=== What the task requires ===
Copy out each line of the data that holds the word "Toronto".
:: Items ::
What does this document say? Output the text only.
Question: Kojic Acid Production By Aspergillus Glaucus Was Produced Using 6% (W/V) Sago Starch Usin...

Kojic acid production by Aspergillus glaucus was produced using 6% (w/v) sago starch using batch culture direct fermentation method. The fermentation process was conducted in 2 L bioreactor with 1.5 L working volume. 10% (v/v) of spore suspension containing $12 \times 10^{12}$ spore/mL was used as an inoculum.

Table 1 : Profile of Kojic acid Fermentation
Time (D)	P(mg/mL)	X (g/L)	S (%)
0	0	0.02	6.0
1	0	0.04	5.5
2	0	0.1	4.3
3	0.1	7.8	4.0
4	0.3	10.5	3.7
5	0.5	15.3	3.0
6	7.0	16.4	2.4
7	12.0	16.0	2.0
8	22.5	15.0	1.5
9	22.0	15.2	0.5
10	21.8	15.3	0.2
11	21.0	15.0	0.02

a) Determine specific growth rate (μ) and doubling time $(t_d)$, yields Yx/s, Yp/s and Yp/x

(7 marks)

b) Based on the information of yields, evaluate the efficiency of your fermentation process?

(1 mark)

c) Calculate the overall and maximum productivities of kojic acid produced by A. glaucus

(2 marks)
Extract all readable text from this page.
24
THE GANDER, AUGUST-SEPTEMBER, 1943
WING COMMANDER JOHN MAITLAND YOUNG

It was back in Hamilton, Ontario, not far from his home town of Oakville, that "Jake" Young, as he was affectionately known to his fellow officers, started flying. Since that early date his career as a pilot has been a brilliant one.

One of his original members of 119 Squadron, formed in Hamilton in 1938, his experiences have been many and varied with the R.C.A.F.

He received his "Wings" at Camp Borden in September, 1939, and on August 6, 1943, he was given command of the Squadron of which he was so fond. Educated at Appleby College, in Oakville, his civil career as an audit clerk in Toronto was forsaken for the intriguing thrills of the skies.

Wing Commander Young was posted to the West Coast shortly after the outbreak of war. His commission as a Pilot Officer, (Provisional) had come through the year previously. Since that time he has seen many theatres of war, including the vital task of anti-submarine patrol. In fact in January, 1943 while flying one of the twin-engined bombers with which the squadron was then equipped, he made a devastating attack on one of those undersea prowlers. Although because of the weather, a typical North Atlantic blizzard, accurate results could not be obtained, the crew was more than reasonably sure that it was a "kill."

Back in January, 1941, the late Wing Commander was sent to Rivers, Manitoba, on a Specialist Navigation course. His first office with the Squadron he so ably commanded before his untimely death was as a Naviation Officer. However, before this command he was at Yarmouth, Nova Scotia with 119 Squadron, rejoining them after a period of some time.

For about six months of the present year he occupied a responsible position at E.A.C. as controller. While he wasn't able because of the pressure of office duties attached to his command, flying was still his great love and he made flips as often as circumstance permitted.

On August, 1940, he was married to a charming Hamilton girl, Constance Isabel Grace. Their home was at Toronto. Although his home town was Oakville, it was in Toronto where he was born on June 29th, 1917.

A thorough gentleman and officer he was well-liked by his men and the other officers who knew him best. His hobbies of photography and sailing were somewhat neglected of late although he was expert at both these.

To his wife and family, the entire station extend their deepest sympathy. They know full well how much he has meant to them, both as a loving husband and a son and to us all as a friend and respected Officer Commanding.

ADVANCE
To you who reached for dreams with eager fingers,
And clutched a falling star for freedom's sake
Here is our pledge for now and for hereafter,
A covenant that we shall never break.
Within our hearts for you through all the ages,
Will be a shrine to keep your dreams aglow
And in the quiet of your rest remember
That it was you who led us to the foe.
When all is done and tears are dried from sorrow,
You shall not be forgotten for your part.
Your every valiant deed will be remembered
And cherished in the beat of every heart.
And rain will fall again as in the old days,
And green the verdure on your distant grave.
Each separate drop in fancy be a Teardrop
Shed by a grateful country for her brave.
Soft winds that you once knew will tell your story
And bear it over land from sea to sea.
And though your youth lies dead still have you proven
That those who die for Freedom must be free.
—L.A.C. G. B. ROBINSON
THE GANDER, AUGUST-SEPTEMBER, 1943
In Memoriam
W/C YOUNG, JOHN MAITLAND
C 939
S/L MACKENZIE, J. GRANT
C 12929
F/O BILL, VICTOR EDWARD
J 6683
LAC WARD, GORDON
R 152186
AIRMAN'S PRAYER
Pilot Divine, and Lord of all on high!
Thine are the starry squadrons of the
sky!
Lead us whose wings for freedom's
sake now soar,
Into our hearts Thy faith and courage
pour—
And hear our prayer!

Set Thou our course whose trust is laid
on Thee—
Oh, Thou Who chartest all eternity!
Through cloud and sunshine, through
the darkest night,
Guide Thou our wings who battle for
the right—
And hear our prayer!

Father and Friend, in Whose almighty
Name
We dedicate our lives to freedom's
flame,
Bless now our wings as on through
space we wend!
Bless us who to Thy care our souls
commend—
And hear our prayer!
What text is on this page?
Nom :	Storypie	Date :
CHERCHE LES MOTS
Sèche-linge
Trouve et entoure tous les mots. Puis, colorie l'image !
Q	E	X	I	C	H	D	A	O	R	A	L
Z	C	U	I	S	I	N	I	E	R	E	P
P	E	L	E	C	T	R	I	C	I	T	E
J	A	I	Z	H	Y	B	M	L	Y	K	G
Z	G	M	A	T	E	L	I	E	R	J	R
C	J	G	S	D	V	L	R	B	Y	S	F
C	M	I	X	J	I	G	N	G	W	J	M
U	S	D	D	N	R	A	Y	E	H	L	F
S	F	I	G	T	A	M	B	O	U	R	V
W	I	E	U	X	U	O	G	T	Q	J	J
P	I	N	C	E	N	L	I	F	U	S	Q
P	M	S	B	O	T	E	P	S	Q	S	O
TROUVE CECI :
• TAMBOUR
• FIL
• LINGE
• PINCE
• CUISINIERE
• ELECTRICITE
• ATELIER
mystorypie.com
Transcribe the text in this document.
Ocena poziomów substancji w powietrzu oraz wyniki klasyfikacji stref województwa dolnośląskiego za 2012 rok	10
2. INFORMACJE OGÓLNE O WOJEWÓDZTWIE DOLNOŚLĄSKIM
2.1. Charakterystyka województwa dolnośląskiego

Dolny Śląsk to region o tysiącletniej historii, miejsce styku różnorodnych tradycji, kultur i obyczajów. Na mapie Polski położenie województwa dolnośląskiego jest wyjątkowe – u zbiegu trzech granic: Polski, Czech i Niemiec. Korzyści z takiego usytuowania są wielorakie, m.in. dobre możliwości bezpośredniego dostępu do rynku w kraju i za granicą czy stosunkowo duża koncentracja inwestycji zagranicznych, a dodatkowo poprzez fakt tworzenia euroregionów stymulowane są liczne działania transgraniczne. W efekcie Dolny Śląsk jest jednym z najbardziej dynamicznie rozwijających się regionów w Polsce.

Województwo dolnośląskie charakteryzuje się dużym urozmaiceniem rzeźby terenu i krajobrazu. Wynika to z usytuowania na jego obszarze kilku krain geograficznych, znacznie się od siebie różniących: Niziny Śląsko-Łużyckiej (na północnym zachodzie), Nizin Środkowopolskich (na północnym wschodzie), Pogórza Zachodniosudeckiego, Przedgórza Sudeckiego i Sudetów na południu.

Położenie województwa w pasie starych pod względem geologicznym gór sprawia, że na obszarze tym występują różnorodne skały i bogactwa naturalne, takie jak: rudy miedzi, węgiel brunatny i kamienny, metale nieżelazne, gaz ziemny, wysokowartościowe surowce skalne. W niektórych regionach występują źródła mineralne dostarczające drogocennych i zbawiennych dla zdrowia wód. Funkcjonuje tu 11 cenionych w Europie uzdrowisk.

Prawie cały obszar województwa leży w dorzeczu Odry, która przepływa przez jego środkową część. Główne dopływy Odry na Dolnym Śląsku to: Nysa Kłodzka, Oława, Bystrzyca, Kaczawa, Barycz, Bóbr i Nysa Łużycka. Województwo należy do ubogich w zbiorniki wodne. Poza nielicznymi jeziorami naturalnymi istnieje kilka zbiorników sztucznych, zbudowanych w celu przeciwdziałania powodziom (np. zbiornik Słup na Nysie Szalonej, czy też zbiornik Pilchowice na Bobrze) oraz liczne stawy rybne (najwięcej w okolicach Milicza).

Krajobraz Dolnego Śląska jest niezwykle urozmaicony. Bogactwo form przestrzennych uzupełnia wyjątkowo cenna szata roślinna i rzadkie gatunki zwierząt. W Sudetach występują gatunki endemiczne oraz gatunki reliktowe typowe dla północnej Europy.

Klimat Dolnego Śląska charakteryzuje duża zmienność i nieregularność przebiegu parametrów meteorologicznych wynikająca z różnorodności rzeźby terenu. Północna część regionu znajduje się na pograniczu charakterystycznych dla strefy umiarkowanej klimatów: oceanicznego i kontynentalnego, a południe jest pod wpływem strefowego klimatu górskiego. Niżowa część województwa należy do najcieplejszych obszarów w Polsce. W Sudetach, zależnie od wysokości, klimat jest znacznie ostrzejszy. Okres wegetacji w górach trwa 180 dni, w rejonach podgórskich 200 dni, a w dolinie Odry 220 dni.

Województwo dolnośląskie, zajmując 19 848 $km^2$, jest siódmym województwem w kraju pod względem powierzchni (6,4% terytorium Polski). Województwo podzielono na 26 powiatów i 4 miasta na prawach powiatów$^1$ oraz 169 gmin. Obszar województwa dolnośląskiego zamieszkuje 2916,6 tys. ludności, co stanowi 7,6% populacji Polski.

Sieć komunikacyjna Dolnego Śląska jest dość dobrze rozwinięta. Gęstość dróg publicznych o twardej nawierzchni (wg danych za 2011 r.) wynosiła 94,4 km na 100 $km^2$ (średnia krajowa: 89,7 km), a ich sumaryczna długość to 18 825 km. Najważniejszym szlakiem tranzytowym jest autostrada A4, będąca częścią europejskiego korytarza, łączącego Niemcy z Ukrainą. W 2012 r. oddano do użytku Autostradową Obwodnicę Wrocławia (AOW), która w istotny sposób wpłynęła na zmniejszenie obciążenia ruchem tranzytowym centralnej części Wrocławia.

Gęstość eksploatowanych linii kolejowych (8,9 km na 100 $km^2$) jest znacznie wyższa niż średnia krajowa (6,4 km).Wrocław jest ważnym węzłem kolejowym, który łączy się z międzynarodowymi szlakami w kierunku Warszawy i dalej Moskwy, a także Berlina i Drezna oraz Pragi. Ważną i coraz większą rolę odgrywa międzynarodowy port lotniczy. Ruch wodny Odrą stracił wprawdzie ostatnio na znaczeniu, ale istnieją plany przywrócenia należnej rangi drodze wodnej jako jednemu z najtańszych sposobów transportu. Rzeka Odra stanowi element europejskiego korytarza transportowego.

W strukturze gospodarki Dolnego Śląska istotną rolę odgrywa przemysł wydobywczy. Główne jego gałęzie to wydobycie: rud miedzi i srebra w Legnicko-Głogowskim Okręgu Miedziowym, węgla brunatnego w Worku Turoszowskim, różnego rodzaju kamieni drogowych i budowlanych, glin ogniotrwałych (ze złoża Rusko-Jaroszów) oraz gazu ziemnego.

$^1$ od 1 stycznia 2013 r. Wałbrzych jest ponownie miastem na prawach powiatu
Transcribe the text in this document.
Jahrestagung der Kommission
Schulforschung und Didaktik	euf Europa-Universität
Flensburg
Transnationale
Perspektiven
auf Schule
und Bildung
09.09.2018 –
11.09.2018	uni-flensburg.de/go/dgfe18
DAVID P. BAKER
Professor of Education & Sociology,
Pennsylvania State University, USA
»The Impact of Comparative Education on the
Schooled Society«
:::
=== The result ===
He received his "Wings" at Camp Borden in September, 1939, and on August 6, 1943, he was given command of the Squadron of which he was so fond. Educated at Appleby College, in Oakville, his civil career as an audit clerk in Toronto was forsaken for the intriguing thrills of the skies.
On August, 1940, he was married to a charming Hamilton girl, Constance Isabel Grace. Their home was at Toronto. Although his home town was Oakville, it was in Toronto where he was born on June 29th, 1917.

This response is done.